- **Stated task**:
Reproduce all entries word for word.

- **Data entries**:
┏━━

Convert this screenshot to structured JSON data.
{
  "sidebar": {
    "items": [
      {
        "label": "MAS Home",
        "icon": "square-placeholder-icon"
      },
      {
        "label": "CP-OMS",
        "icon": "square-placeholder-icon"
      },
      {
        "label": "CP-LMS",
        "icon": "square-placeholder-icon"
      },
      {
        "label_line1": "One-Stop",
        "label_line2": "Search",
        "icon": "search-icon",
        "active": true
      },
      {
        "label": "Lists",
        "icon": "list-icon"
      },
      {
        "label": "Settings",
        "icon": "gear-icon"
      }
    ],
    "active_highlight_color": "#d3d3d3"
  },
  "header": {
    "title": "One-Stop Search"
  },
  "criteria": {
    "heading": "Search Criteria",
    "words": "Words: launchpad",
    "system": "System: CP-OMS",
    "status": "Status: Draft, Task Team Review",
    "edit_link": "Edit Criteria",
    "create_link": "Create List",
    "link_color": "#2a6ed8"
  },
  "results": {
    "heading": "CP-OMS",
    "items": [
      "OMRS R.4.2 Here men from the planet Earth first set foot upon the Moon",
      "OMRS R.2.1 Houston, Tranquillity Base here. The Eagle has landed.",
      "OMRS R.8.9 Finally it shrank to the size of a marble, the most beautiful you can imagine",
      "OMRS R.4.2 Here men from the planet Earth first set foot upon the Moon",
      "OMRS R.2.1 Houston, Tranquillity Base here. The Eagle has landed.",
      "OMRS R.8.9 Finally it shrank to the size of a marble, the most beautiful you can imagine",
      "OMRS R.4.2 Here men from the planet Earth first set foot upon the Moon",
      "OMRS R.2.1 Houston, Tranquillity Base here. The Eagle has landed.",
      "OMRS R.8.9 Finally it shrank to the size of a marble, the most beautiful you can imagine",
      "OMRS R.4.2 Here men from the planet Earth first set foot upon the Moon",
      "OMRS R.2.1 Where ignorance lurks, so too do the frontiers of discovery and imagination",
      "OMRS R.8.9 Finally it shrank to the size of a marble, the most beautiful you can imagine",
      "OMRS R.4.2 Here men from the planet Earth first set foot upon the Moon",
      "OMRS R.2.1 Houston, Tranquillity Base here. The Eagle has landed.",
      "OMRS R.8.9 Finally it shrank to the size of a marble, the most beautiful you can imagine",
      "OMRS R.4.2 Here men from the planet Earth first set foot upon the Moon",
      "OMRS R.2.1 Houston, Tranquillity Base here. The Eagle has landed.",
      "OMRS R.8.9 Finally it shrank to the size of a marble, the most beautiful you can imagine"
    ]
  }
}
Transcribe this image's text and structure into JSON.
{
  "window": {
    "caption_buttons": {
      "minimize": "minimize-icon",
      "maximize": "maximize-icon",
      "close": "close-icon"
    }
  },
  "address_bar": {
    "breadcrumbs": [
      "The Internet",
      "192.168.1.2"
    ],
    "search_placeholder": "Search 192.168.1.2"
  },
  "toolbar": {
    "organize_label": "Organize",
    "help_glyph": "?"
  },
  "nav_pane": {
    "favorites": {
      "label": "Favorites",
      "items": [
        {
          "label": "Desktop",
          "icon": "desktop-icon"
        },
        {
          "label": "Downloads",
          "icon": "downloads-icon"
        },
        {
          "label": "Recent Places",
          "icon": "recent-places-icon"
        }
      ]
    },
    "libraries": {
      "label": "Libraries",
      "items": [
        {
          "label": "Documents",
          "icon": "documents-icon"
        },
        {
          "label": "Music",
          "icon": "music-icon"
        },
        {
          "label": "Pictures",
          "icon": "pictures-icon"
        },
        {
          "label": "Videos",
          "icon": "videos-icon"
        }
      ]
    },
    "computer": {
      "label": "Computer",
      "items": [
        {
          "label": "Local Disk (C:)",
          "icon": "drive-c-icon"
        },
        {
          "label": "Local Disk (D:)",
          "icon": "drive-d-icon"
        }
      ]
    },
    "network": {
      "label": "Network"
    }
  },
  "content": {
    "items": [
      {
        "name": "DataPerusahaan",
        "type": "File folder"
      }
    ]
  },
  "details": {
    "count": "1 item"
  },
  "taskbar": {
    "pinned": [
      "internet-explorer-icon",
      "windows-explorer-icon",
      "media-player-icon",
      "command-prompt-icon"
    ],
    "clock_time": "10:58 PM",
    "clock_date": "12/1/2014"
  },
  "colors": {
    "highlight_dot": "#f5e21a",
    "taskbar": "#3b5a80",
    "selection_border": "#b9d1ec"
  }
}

┗━━

- **Result of the task**:
Convert this screenshot to structured JSON data.
{
  "sidebar": {
    "items": [
      {
        "label": "MAS Home",
        "icon": "square-placeholder-icon"
      },
      {
        "label": "CP-OMS",
        "icon": "square-placeholder-icon"
      },
      {
        "label": "CP-LMS",
        "icon": "square-placeholder-icon"
      },
      {
        "label_line1": "One-Stop",
        "label_line2": "Search",
        "icon": "search-icon",
        "active": true
      },
      {
        "label": "Lists",
        "icon": "list-icon"
      },
      {
        "label": "Settings",
        "icon": "gear-icon"
      }
    ],
    "active_highlight_color": "#d3d3d3"
  },
  "header": {
    "title": "One-Stop Search"
  },
  "criteria": {
    "heading": "Search Criteria",
    "words": "Words: launchpad",
    "system": "System: CP-OMS",
    "status": "Status: Draft, Task Team Review",
    "edit_link": "Edit Criteria",
    "create_link": "Create List",
    "link_color": "#2a6ed8"
  },
  "results": {
    "heading": "CP-OMS",
    "items": [
      "OMRS R.4.2 Here men from the planet Earth first set foot upon the Moon",
      "OMRS R.2.1 Houston, Tranquillity Base here. The Eagle has landed.",
      "OMRS R.8.9 Finally it shrank to the size of a marble, the most beautiful you can imagine",
      "OMRS R.4.2 Here men from the planet Earth first set foot upon the Moon",
      "OMRS R.2.1 Houston, Tranquillity Base here. The Eagle has landed.",
      "OMRS R.8.9 Finally it shrank to the size of a marble, the most beautiful you can imagine",
      "OMRS R.4.2 Here men from the planet Earth first set foot upon the Moon",
      "OMRS R.2.1 Houston, Tranquillity Base here. The Eagle has landed.",
      "OMRS R.8.9 Finally it shrank to the size of a marble, the most beautiful you can imagine",
      "OMRS R.4.2 Here men from the planet Earth first set foot upon the Moon",
      "OMRS R.2.1 Where ignorance lurks, so too do the frontiers of discovery and imagination",
      "OMRS R.8.9 Finally it shrank to the size of a marble, the most beautiful you can imagine",
      "OMRS R.4.2 Here men from the planet Earth first set foot upon the Moon",
      "OMRS R.2.1 Houston, Tranquillity Base here. The Eagle has landed.",
      "OMRS R.8.9 Finally it shrank to the size of a marble, the most beautiful you can imagine",
      "OMRS R.4.2 Here men from the planet Earth first set foot upon the Moon",
      "OMRS R.2.1 Houston, Tranquillity Base here. The Eagle has landed.",
      "OMRS R.8.9 Finally it shrank to the size of a marble, the most beautiful you can imagine"
    ]
  }
}
Transcribe this image's text and structure into JSON.
{
  "window": {
    "caption_buttons": {
      "minimize": "minimize-icon",
      "maximize": "maximize-icon",
      "close": "close-icon"
    }
  },
  "address_bar": {
    "breadcrumbs": [
      "The Internet",
      "192.168.1.2"
    ],
    "search_placeholder": "Search 192.168.1.2"
  },
  "toolbar": {
    "organize_label": "Organize",
    "help_glyph": "?"
  },
  "nav_pane": {
    "favorites": {
      "label": "Favorites",
      "items": [
        {
          "label": "Desktop",
          "icon": "desktop-icon"
        },
        {
          "label": "Downloads",
          "icon": "downloads-icon"
        },
        {
          "label": "Recent Places",
          "icon": "recent-places-icon"
        }
      ]
    },
    "libraries": {
      "label": "Libraries",
      "items": [
        {
          "label": "Documents",
          "icon": "documents-icon"
        },
        {
          "label": "Music",
          "icon": "music-icon"
        },
        {
          "label": "Pictures",
          "icon": "pictures-icon"
        },
        {
          "label": "Videos",
          "icon": "videos-icon"
        }
      ]
    },
    "computer": {
      "label": "Computer",
      "items": [
        {
          "label": "Local Disk (C:)",
          "icon": "drive-c-icon"
        },
        {
          "label": "Local Disk (D:)",
          "icon": "drive-d-icon"
        }
      ]
    },
    "network": {
      "label": "Network"
    }
  },
  "content": {
    "items": [
      {
        "name": "DataPerusahaan",
        "type": "File folder"
      }
    ]
  },
  "details": {
    "count": "1 item"
  },
  "taskbar": {
    "pinned": [
      "internet-explorer-icon",
      "windows-explorer-icon",
      "media-player-icon",
      "command-prompt-icon"
    ],
    "clock_time": "10:58 PM",
    "clock_date": "12/1/2014"
  },
  "colors": {
    "highlight_dot": "#f5e21a",
    "taskbar": "#3b5a80",
    "selection_border": "#b9d1ec"
  }
}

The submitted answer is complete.